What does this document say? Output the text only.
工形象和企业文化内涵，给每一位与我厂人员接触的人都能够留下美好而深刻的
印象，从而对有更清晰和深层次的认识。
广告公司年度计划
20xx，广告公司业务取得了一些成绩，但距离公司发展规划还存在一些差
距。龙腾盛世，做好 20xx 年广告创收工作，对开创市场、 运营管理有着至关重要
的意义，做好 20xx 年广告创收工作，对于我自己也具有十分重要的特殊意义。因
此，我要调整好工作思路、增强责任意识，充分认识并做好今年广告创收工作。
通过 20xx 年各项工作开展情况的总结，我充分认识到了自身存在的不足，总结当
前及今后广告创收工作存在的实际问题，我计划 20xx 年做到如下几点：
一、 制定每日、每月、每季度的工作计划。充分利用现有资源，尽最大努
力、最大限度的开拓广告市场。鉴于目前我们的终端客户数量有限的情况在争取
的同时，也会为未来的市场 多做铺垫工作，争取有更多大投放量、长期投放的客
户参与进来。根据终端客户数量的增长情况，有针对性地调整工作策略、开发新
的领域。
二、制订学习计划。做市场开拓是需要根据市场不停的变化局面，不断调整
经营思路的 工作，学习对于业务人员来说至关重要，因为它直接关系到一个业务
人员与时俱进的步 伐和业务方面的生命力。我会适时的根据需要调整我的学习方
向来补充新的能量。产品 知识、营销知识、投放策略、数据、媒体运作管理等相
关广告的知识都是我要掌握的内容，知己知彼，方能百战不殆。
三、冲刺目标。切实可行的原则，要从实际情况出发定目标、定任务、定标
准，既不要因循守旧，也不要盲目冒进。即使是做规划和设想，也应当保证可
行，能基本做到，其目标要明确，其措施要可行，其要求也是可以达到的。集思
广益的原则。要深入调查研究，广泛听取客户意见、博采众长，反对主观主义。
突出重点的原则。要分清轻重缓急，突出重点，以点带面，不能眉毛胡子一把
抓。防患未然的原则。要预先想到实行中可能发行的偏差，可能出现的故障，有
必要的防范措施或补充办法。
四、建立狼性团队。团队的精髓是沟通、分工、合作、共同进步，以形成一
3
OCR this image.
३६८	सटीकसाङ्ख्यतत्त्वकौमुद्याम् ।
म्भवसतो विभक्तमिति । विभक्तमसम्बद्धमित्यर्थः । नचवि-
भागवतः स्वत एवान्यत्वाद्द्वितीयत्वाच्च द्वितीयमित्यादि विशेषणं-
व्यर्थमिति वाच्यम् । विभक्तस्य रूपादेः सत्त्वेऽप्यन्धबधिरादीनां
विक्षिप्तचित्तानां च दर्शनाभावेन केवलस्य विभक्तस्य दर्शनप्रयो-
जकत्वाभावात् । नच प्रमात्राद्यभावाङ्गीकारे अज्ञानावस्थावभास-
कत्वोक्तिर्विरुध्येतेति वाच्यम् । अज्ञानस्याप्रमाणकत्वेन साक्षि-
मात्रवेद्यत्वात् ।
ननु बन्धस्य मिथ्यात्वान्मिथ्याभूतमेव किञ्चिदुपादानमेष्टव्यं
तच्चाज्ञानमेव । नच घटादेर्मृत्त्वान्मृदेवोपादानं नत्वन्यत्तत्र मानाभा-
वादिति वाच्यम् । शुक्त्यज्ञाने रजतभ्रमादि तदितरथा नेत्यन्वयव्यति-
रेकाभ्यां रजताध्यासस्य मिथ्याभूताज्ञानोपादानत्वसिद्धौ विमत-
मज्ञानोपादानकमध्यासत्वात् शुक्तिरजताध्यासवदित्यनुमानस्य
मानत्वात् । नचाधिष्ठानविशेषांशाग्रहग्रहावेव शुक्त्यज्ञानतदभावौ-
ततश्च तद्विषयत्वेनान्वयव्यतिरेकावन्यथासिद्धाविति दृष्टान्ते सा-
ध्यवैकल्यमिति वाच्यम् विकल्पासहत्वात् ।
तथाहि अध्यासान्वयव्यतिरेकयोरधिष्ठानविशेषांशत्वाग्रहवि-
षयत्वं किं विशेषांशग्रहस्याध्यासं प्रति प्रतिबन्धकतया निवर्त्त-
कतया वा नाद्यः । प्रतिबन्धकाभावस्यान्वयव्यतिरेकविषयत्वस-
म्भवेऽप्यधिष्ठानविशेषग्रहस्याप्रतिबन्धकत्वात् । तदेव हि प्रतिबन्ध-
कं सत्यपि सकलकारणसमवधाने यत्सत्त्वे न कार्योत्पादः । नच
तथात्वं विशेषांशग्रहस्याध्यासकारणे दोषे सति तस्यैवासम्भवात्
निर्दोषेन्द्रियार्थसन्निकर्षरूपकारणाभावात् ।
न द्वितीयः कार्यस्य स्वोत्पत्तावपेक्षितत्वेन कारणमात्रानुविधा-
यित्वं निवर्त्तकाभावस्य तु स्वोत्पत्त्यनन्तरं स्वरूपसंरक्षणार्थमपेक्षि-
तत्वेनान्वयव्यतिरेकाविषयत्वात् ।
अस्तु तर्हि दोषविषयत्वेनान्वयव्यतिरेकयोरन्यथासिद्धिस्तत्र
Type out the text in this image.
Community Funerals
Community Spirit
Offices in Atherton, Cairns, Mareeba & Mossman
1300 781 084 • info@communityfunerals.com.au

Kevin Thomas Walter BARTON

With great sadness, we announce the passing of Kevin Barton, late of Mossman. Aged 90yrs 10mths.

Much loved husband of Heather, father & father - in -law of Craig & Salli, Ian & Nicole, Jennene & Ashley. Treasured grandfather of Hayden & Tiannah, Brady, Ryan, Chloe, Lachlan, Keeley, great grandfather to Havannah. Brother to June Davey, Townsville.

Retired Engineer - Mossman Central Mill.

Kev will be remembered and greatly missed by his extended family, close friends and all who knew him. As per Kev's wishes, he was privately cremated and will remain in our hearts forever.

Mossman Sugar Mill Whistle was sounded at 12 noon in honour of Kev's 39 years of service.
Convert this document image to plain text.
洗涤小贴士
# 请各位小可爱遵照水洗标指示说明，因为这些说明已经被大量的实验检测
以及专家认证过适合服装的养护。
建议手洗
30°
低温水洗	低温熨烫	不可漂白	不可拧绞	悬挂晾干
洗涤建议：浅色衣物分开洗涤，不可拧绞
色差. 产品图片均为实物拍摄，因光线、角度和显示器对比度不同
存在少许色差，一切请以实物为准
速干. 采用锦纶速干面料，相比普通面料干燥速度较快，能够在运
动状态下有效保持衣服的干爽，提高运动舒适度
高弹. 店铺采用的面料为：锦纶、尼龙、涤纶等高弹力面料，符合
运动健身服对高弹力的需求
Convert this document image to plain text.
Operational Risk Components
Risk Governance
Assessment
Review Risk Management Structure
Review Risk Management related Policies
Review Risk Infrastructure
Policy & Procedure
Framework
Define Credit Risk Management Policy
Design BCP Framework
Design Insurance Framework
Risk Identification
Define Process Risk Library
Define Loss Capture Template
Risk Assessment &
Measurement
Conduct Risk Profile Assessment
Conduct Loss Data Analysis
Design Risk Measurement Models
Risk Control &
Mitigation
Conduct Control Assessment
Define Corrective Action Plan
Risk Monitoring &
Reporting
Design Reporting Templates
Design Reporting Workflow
^^^^
▶ [Objective]:
Write down the full listing again, exactly.

▶ [The reply]:
What does this document say? Output the text only.
工形象和企业文化内涵，给每一位与我厂人员接触的人都能够留下美好而深刻的
印象，从而对有更清晰和深层次的认识。
广告公司年度计划
20xx，广告公司业务取得了一些成绩，但距离公司发展规划还存在一些差
距。龙腾盛世，做好 20xx 年广告创收工作，对开创市场、 运营管理有着至关重要
的意义，做好 20xx 年广告创收工作，对于我自己也具有十分重要的特殊意义。因
此，我要调整好工作思路、增强责任意识，充分认识并做好今年广告创收工作。
通过 20xx 年各项工作开展情况的总结，我充分认识到了自身存在的不足，总结当
前及今后广告创收工作存在的实际问题，我计划 20xx 年做到如下几点：
一、 制定每日、每月、每季度的工作计划。充分利用现有资源，尽最大努
力、最大限度的开拓广告市场。鉴于目前我们的终端客户数量有限的情况在争取
的同时，也会为未来的市场 多做铺垫工作，争取有更多大投放量、长期投放的客
户参与进来。根据终端客户数量的增长情况，有针对性地调整工作策略、开发新
的领域。
二、制订学习计划。做市场开拓是需要根据市场不停的变化局面，不断调整
经营思路的 工作，学习对于业务人员来说至关重要，因为它直接关系到一个业务
人员与时俱进的步 伐和业务方面的生命力。我会适时的根据需要调整我的学习方
向来补充新的能量。产品 知识、营销知识、投放策略、数据、媒体运作管理等相
关广告的知识都是我要掌握的内容，知己知彼，方能百战不殆。
三、冲刺目标。切实可行的原则，要从实际情况出发定目标、定任务、定标
准，既不要因循守旧，也不要盲目冒进。即使是做规划和设想，也应当保证可
行，能基本做到，其目标要明确，其措施要可行，其要求也是可以达到的。集思
广益的原则。要深入调查研究，广泛听取客户意见、博采众长，反对主观主义。
突出重点的原则。要分清轻重缓急，突出重点，以点带面，不能眉毛胡子一把
抓。防患未然的原则。要预先想到实行中可能发行的偏差，可能出现的故障，有
必要的防范措施或补充办法。
四、建立狼性团队。团队的精髓是沟通、分工、合作、共同进步，以形成一
3
OCR this image.
३६८	सटीकसाङ्ख्यतत्त्वकौमुद्याम् ।
म्भवसतो विभक्तमिति । विभक्तमसम्बद्धमित्यर्थः । नचवि-
भागवतः स्वत एवान्यत्वाद्द्वितीयत्वाच्च द्वितीयमित्यादि विशेषणं-
व्यर्थमिति वाच्यम् । विभक्तस्य रूपादेः सत्त्वेऽप्यन्धबधिरादीनां
विक्षिप्तचित्तानां च दर्शनाभावेन केवलस्य विभक्तस्य दर्शनप्रयो-
जकत्वाभावात् । नच प्रमात्राद्यभावाङ्गीकारे अज्ञानावस्थावभास-
कत्वोक्तिर्विरुध्येतेति वाच्यम् । अज्ञानस्याप्रमाणकत्वेन साक्षि-
मात्रवेद्यत्वात् ।
ननु बन्धस्य मिथ्यात्वान्मिथ्याभूतमेव किञ्चिदुपादानमेष्टव्यं
तच्चाज्ञानमेव । नच घटादेर्मृत्त्वान्मृदेवोपादानं नत्वन्यत्तत्र मानाभा-
वादिति वाच्यम् । शुक्त्यज्ञाने रजतभ्रमादि तदितरथा नेत्यन्वयव्यति-
रेकाभ्यां रजताध्यासस्य मिथ्याभूताज्ञानोपादानत्वसिद्धौ विमत-
मज्ञानोपादानकमध्यासत्वात् शुक्तिरजताध्यासवदित्यनुमानस्य
मानत्वात् । नचाधिष्ठानविशेषांशाग्रहग्रहावेव शुक्त्यज्ञानतदभावौ-
ततश्च तद्विषयत्वेनान्वयव्यतिरेकावन्यथासिद्धाविति दृष्टान्ते सा-
ध्यवैकल्यमिति वाच्यम् विकल्पासहत्वात् ।
तथाहि अध्यासान्वयव्यतिरेकयोरधिष्ठानविशेषांशत्वाग्रहवि-
षयत्वं किं विशेषांशग्रहस्याध्यासं प्रति प्रतिबन्धकतया निवर्त्त-
कतया वा नाद्यः । प्रतिबन्धकाभावस्यान्वयव्यतिरेकविषयत्वस-
म्भवेऽप्यधिष्ठानविशेषग्रहस्याप्रतिबन्धकत्वात् । तदेव हि प्रतिबन्ध-
कं सत्यपि सकलकारणसमवधाने यत्सत्त्वे न कार्योत्पादः । नच
तथात्वं विशेषांशग्रहस्याध्यासकारणे दोषे सति तस्यैवासम्भवात्
निर्दोषेन्द्रियार्थसन्निकर्षरूपकारणाभावात् ।
न द्वितीयः कार्यस्य स्वोत्पत्तावपेक्षितत्वेन कारणमात्रानुविधा-
यित्वं निवर्त्तकाभावस्य तु स्वोत्पत्त्यनन्तरं स्वरूपसंरक्षणार्थमपेक्षि-
तत्वेनान्वयव्यतिरेकाविषयत्वात् ।
अस्तु तर्हि दोषविषयत्वेनान्वयव्यतिरेकयोरन्यथासिद्धिस्तत्र
Type out the text in this image.
Community Funerals
Community Spirit
Offices in Atherton, Cairns, Mareeba & Mossman
1300 781 084 • info@communityfunerals.com.au

Kevin Thomas Walter BARTON

With great sadness, we announce the passing of Kevin Barton, late of Mossman. Aged 90yrs 10mths.

Much loved husband of Heather, father & father - in -law of Craig & Salli, Ian & Nicole, Jennene & Ashley. Treasured grandfather of Hayden & Tiannah, Brady, Ryan, Chloe, Lachlan, Keeley, great grandfather to Havannah. Brother to June Davey, Townsville.

Retired Engineer - Mossman Central Mill.

Kev will be remembered and greatly missed by his extended family, close friends and all who knew him. As per Kev's wishes, he was privately cremated and will remain in our hearts forever.

Mossman Sugar Mill Whistle was sounded at 12 noon in honour of Kev's 39 years of service.
Convert this document image to plain text.
洗涤小贴士
# 请各位小可爱遵照水洗标指示说明，因为这些说明已经被大量的实验检测
以及专家认证过适合服装的养护。
建议手洗
30°
低温水洗	低温熨烫	不可漂白	不可拧绞	悬挂晾干
洗涤建议：浅色衣物分开洗涤，不可拧绞
色差. 产品图片均为实物拍摄，因光线、角度和显示器对比度不同
存在少许色差，一切请以实物为准
速干. 采用锦纶速干面料，相比普通面料干燥速度较快，能够在运
动状态下有效保持衣服的干爽，提高运动舒适度
高弹. 店铺采用的面料为：锦纶、尼龙、涤纶等高弹力面料，符合
运动健身服对高弹力的需求
Convert this document image to plain text.
Operational Risk Components
Risk Governance
Assessment
Review Risk Management Structure
Review Risk Management related Policies
Review Risk Infrastructure
Policy & Procedure
Framework
Define Credit Risk Management Policy
Design BCP Framework
Design Insurance Framework
Risk Identification
Define Process Risk Library
Define Loss Capture Template
Risk Assessment &
Measurement
Conduct Risk Profile Assessment
Conduct Loss Data Analysis
Design Risk Measurement Models
Risk Control &
Mitigation
Conduct Control Assessment
Define Corrective Action Plan
Risk Monitoring &
Reporting
Design Reporting Templates
Design Reporting Workflow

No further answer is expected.